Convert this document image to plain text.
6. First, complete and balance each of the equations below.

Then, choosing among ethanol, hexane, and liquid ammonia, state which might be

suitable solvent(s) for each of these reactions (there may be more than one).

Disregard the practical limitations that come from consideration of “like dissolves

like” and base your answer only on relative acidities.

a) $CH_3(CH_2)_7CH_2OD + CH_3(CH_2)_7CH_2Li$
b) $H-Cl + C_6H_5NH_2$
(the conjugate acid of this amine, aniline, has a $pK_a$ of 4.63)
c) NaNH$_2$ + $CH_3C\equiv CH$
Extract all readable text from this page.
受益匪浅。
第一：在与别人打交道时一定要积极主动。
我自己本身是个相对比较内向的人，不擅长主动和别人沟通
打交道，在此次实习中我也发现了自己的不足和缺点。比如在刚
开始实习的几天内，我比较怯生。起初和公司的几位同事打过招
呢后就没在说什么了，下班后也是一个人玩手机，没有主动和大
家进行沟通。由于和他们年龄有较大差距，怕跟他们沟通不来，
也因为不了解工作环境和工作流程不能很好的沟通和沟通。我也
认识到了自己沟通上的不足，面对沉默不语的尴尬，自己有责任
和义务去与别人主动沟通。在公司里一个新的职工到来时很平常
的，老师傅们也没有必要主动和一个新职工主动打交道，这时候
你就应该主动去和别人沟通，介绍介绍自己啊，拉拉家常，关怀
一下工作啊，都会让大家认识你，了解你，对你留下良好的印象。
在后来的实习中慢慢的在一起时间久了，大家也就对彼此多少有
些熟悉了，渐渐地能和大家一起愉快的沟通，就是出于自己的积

Exercise description:
Go through the listing and print each line exactly as it appears.

Solution to the exercise:
Convert this document image to plain text.
6. First, complete and balance each of the equations below.

Then, choosing among ethanol, hexane, and liquid ammonia, state which might be

suitable solvent(s) for each of these reactions (there may be more than one).

Disregard the practical limitations that come from consideration of “like dissolves

like” and base your answer only on relative acidities.

a) $CH_3(CH_2)_7CH_2OD + CH_3(CH_2)_7CH_2Li$
b) $H-Cl + C_6H_5NH_2$
(the conjugate acid of this amine, aniline, has a $pK_a$ of 4.63)
c) NaNH$_2$ + $CH_3C\equiv CH$
Extract all readable text from this page.
受益匪浅。
第一：在与别人打交道时一定要积极主动。
我自己本身是个相对比较内向的人，不擅长主动和别人沟通
打交道，在此次实习中我也发现了自己的不足和缺点。比如在刚
开始实习的几天内，我比较怯生。起初和公司的几位同事打过招
呢后就没在说什么了，下班后也是一个人玩手机，没有主动和大
家进行沟通。由于和他们年龄有较大差距，怕跟他们沟通不来，
也因为不了解工作环境和工作流程不能很好的沟通和沟通。我也
认识到了自己沟通上的不足，面对沉默不语的尴尬，自己有责任
和义务去与别人主动沟通。在公司里一个新的职工到来时很平常
的，老师傅们也没有必要主动和一个新职工主动打交道，这时候
你就应该主动去和别人沟通，介绍介绍自己啊，拉拉家常，关怀
一下工作啊，都会让大家认识你，了解你，对你留下良好的印象。
在后来的实习中慢慢的在一起时间久了，大家也就对彼此多少有
些熟悉了，渐渐地能和大家一起愉快的沟通，就是出于自己的积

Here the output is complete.